***** RAW RECORDS
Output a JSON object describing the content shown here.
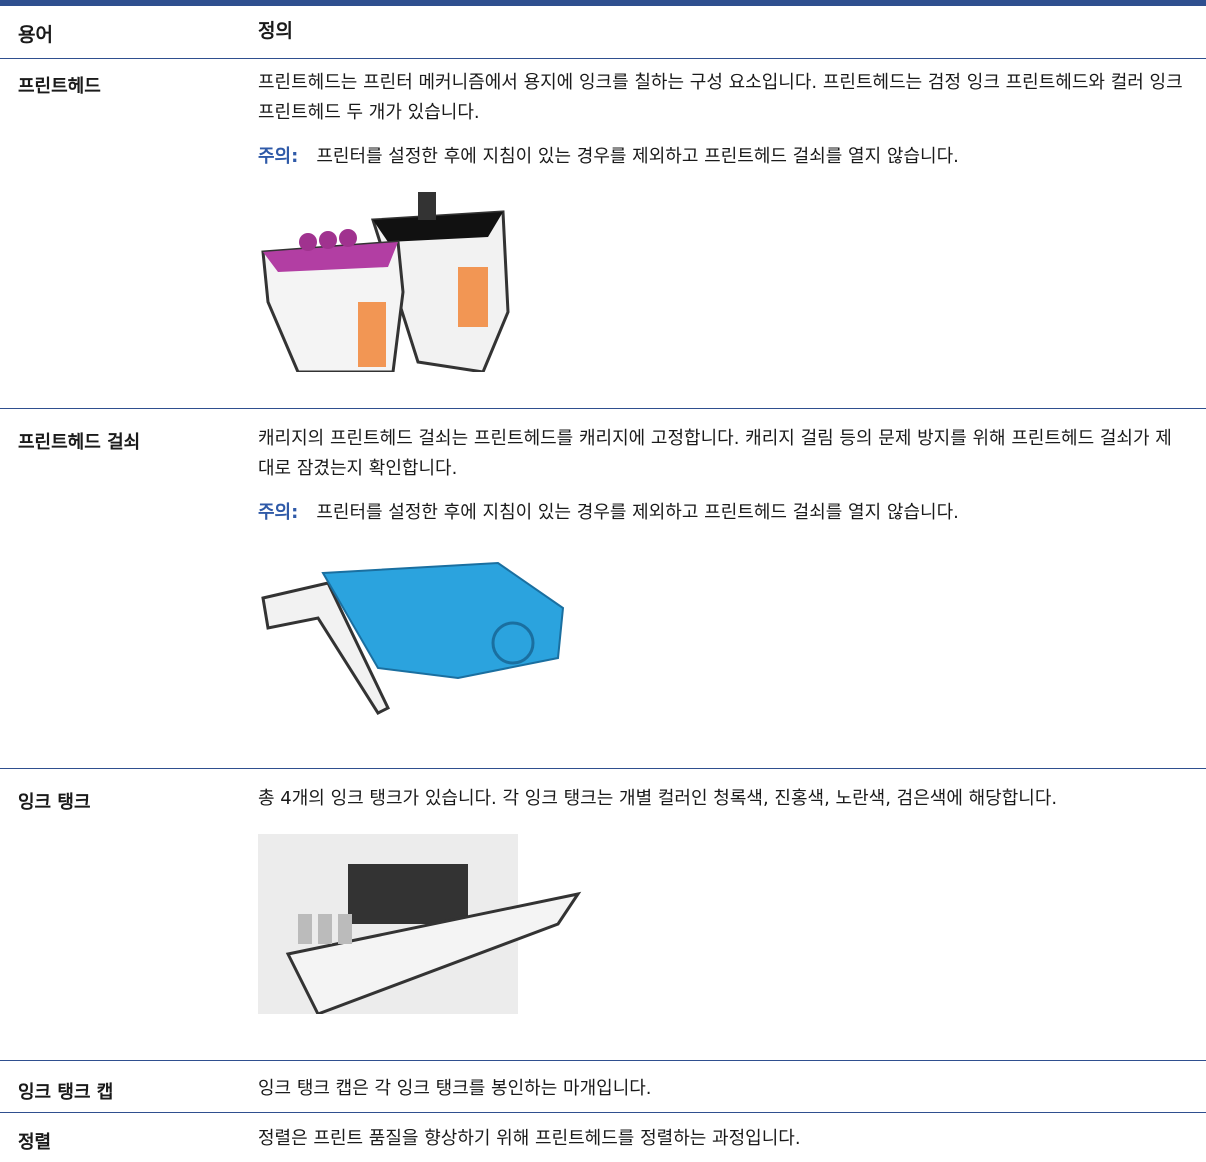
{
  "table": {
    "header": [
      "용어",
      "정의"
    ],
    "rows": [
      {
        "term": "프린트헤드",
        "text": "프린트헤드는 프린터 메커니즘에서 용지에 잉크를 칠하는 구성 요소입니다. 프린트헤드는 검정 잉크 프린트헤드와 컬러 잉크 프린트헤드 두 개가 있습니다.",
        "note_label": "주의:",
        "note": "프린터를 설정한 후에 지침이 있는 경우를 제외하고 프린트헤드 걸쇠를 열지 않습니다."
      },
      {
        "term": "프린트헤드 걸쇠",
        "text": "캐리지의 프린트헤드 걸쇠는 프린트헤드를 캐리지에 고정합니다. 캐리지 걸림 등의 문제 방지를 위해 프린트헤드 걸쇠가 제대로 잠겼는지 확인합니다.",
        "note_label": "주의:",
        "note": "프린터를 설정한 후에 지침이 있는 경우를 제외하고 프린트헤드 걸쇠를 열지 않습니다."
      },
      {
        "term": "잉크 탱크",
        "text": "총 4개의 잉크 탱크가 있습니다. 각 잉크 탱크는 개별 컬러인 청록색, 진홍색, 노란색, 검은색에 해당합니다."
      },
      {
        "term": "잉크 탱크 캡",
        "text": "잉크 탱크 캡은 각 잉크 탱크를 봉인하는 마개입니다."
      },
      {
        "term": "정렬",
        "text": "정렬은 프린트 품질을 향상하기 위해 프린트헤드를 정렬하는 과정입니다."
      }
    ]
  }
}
**********
***** RAW RECORDS
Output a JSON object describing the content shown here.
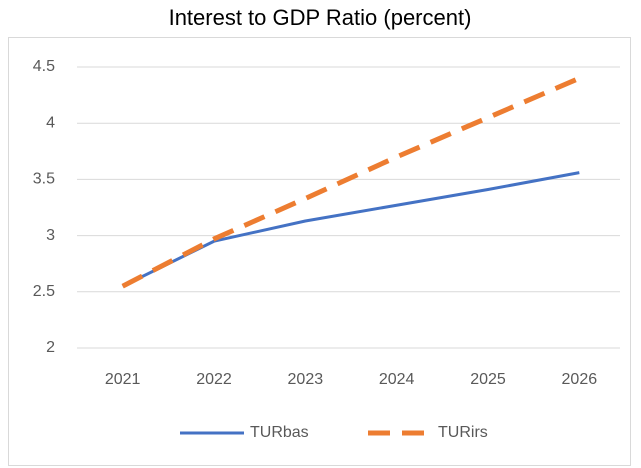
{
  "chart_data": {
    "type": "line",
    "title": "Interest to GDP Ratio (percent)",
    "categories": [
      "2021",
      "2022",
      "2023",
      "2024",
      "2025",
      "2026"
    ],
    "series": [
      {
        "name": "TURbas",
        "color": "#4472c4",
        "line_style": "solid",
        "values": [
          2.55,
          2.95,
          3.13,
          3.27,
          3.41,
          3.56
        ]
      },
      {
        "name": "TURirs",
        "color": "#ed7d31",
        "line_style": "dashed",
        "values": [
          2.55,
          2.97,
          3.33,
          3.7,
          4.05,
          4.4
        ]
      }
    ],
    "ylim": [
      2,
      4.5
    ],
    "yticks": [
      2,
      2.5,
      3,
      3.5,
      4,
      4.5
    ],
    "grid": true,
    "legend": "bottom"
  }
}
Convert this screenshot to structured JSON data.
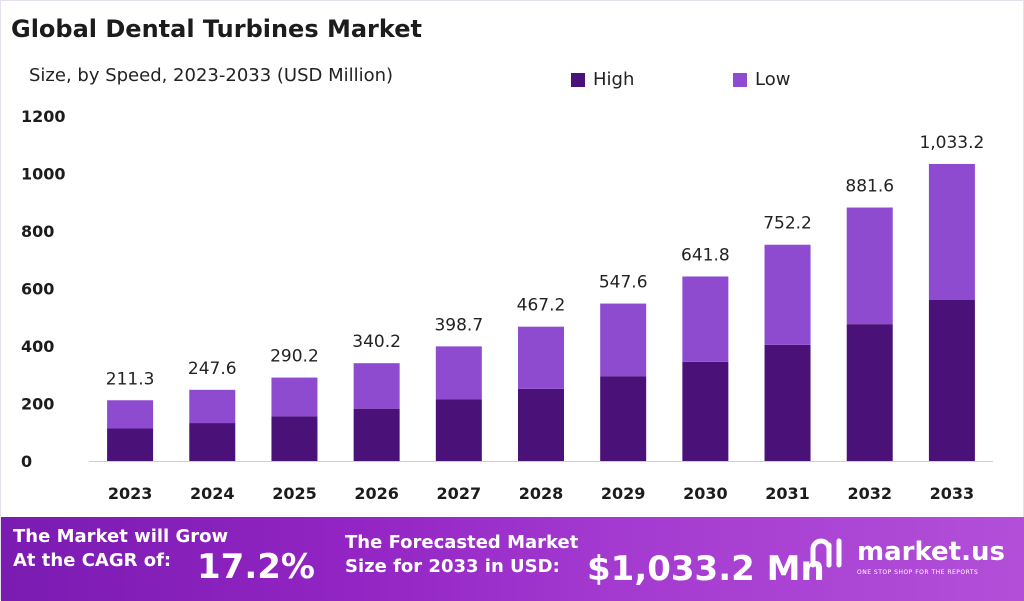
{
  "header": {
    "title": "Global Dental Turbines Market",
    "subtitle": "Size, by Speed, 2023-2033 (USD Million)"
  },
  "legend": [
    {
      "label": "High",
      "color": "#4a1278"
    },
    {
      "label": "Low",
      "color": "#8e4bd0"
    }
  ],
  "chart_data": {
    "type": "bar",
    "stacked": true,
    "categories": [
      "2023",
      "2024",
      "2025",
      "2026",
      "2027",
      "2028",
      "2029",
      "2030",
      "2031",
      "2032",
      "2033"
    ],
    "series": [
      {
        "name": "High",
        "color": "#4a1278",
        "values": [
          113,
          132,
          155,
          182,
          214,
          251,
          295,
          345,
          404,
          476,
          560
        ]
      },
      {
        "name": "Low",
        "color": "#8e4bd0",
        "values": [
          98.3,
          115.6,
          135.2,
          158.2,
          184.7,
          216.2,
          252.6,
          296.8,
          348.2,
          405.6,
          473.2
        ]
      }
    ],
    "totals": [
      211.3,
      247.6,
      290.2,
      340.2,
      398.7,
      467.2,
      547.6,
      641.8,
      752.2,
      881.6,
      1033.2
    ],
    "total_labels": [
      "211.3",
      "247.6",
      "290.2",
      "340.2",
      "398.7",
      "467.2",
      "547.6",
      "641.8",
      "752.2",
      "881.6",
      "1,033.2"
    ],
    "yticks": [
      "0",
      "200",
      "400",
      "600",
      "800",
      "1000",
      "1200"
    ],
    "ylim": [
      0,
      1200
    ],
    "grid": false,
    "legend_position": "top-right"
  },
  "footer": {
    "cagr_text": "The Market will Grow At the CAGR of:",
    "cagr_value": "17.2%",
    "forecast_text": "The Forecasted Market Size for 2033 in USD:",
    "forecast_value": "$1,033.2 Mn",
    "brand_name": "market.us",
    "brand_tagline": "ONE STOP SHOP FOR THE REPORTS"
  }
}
**********
WORK TO COMPLETE
Copy out every line from the material above in which the word "프린트헤드를" appears.

ANSWER TO THE TASK
        "text": "캐리지의 프린트헤드 걸쇠는 프린트헤드를 캐리지에 고정합니다. 캐리지 걸림 등의 문제 방지를 위해 프린트헤드 걸쇠가 제대로 잠겼는지 확인합니다.",
        "text": "정렬은 프린트 품질을 향상하기 위해 프린트헤드를 정렬하는 과정입니다."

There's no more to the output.